Data entries

****************

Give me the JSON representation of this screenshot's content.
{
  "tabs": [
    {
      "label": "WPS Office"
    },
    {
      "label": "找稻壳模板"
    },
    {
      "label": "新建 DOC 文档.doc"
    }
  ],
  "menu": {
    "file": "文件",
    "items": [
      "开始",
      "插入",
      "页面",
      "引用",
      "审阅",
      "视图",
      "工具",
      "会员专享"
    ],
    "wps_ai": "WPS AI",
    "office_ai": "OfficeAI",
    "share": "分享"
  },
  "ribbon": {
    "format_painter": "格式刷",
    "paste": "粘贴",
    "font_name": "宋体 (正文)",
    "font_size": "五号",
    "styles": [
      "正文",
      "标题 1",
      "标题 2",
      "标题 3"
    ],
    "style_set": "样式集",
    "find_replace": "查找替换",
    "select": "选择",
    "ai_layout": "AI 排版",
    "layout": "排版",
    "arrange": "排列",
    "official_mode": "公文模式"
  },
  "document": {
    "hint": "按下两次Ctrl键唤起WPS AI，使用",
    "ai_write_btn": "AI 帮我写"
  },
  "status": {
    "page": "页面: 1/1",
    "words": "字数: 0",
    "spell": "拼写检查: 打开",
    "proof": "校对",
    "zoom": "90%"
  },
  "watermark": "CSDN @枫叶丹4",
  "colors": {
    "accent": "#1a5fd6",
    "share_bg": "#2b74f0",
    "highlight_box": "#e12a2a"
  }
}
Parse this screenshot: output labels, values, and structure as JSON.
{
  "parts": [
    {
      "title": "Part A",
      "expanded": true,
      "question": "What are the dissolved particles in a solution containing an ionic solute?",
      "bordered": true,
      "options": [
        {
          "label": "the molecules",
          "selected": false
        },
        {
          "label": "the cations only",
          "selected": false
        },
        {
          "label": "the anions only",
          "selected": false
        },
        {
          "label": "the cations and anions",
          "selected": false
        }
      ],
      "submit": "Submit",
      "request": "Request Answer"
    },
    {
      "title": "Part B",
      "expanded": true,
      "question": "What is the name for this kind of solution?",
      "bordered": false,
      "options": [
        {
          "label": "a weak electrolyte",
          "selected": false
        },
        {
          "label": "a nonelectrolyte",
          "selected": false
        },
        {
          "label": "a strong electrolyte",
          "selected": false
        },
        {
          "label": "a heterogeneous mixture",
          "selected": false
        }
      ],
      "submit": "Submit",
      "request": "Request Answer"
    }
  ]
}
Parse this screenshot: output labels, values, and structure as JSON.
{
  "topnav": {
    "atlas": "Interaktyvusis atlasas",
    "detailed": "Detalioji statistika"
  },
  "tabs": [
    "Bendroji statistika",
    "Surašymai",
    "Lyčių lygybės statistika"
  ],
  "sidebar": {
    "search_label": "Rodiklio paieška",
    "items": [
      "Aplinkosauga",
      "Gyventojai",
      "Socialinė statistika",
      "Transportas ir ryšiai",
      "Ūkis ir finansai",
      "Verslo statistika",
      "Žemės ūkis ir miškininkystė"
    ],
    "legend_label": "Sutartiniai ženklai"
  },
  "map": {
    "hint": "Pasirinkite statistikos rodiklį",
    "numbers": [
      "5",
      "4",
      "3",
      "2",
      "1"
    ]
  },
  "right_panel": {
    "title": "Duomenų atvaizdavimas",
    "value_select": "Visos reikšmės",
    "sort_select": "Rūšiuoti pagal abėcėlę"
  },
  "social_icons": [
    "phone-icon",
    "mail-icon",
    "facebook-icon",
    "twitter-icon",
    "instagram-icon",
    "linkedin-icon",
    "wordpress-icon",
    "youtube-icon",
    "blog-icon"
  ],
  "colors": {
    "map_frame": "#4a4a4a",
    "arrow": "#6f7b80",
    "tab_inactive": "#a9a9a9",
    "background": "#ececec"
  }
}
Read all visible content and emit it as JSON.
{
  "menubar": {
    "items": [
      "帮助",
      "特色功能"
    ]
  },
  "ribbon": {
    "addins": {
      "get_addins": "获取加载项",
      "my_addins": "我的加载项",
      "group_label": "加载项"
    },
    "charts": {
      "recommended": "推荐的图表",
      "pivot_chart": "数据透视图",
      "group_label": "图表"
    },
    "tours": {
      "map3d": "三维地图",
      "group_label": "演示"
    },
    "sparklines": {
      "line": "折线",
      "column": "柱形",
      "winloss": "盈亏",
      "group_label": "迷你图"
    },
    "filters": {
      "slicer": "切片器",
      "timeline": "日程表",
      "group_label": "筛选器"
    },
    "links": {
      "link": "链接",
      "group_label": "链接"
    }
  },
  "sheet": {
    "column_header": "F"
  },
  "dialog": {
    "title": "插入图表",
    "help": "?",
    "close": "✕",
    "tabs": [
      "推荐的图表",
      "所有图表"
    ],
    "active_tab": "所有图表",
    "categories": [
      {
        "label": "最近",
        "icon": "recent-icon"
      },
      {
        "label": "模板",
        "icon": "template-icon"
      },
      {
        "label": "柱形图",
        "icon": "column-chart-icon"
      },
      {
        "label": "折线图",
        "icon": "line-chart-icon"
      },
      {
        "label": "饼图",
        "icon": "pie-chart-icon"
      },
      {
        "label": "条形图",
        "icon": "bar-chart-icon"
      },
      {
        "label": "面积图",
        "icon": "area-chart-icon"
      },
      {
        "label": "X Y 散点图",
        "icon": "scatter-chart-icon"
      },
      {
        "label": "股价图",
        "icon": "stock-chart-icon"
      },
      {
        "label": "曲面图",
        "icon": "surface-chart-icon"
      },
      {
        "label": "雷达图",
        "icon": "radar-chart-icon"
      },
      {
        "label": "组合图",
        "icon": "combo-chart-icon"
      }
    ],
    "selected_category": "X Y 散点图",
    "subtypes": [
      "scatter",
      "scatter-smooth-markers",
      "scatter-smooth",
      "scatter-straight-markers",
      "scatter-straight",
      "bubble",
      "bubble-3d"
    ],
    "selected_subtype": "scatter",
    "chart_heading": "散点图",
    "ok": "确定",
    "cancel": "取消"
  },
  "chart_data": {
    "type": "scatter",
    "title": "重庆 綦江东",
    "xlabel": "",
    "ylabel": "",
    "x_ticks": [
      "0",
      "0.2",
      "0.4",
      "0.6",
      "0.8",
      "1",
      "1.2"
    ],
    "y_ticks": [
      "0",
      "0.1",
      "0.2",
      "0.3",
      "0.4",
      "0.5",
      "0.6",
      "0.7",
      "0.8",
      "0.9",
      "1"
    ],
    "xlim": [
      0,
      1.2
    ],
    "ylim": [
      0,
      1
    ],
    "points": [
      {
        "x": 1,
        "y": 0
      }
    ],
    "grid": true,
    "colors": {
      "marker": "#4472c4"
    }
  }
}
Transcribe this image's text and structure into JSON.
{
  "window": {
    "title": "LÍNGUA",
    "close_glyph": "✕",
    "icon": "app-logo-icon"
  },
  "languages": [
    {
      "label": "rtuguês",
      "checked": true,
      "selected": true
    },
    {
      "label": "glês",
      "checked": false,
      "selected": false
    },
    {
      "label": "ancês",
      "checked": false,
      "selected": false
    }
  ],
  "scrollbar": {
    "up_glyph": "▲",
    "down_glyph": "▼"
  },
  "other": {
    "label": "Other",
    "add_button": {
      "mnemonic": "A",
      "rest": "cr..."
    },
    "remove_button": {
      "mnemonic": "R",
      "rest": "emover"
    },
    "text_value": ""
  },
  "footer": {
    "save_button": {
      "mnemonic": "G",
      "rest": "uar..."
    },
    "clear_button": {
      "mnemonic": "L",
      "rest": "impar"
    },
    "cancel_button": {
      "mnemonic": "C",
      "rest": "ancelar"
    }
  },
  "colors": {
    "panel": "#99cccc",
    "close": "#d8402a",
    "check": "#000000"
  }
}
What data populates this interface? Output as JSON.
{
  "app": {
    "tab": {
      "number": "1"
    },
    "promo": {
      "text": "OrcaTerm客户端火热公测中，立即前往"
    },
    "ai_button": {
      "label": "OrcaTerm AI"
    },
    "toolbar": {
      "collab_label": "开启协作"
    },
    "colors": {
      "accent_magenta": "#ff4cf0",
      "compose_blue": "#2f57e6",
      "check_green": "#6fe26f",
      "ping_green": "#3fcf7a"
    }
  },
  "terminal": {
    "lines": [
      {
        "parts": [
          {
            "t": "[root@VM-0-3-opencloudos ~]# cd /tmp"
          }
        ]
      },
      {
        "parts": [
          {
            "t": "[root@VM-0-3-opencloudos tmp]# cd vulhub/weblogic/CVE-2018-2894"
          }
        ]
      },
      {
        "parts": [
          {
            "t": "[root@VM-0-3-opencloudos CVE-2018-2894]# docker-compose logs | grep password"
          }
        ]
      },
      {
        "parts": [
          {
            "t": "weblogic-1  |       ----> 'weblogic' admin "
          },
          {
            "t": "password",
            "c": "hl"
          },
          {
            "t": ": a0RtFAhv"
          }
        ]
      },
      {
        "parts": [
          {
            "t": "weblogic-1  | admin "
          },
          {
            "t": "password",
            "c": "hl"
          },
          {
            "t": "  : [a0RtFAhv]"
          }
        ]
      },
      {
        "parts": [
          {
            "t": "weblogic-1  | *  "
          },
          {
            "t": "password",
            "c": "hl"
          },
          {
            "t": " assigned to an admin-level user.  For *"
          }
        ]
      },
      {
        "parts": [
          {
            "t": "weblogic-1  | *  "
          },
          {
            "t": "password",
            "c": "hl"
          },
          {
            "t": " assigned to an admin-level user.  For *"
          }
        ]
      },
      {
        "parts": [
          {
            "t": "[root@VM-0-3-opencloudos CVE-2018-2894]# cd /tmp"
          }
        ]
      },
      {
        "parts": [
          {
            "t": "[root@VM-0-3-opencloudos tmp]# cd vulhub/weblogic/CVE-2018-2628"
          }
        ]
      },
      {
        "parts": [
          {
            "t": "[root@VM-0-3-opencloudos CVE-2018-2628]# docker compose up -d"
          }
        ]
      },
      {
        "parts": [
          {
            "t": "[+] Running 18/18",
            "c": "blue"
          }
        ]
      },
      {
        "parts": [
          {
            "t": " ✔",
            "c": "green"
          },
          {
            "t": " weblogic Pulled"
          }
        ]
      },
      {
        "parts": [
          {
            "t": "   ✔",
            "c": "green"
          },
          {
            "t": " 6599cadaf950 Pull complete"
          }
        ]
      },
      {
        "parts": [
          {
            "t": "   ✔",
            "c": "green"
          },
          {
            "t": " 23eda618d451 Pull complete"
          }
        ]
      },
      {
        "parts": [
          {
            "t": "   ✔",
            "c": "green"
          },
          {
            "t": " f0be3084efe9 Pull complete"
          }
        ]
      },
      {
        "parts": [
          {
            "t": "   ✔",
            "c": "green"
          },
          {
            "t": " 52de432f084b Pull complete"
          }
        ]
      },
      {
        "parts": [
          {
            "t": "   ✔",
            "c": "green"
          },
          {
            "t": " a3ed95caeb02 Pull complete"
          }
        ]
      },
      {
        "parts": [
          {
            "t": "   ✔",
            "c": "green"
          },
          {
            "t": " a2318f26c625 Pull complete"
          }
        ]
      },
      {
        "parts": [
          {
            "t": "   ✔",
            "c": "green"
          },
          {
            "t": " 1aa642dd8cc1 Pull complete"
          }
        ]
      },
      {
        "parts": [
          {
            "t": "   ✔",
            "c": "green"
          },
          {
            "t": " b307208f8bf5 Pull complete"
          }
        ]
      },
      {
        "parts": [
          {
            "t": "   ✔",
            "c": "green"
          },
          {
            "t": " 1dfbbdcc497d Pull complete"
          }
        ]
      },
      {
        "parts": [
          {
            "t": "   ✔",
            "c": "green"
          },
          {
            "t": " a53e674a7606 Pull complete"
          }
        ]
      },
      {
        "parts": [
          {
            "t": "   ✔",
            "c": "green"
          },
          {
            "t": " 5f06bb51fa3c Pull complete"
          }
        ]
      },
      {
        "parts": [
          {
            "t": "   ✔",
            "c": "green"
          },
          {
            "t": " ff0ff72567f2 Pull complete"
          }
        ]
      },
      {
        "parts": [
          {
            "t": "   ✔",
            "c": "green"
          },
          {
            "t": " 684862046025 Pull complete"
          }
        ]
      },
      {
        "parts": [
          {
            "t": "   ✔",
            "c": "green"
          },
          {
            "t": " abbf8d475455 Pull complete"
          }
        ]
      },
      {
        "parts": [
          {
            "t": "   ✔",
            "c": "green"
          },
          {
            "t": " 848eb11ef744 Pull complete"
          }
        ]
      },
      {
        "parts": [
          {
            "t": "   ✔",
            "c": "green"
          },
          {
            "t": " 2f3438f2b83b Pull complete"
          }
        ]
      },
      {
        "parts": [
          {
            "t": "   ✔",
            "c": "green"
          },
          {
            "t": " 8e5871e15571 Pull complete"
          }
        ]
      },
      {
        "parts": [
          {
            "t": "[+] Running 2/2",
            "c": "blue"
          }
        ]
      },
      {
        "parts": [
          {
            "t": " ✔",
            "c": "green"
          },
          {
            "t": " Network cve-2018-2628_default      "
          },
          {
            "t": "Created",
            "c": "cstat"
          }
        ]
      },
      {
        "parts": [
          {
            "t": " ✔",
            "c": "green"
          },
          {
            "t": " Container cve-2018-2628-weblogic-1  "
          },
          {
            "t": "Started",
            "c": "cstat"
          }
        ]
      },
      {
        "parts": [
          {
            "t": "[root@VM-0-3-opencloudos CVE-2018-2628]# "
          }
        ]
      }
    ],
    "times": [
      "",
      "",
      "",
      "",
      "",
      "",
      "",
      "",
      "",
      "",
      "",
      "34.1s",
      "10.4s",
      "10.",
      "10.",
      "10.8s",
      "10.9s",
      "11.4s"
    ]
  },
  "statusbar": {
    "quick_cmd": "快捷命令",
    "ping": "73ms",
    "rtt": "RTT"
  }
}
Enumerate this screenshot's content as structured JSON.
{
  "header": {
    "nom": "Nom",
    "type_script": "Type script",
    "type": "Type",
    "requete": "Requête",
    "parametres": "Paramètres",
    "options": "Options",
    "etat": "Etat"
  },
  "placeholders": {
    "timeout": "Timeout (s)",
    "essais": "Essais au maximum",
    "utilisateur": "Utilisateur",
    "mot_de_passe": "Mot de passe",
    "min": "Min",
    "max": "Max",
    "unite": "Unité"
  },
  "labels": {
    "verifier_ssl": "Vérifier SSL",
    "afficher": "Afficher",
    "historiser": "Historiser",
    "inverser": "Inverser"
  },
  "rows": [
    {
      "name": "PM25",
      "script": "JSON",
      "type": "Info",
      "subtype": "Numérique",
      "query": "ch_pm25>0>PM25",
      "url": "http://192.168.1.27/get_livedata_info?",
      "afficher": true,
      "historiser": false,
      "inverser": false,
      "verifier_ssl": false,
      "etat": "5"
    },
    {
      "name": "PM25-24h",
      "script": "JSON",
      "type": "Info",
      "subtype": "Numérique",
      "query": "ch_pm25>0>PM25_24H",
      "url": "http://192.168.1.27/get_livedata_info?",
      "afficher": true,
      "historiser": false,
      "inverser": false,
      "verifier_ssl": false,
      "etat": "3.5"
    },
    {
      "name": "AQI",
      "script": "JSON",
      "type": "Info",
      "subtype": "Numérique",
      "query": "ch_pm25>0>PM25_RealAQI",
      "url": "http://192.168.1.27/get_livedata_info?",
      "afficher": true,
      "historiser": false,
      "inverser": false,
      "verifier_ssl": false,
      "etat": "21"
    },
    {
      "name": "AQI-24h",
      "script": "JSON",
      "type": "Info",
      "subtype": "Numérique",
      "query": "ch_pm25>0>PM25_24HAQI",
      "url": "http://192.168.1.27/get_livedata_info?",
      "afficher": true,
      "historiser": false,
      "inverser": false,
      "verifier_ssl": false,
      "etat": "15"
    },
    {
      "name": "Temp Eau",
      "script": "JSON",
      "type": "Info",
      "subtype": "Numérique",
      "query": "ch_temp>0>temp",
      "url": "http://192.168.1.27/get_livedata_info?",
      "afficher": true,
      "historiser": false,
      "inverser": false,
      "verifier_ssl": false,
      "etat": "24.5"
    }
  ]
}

****************

WHAT IS BEING ASKED:
Count how many lines of the data include the word "title". Your reply should be that number alone.

FINAL RESULT:
6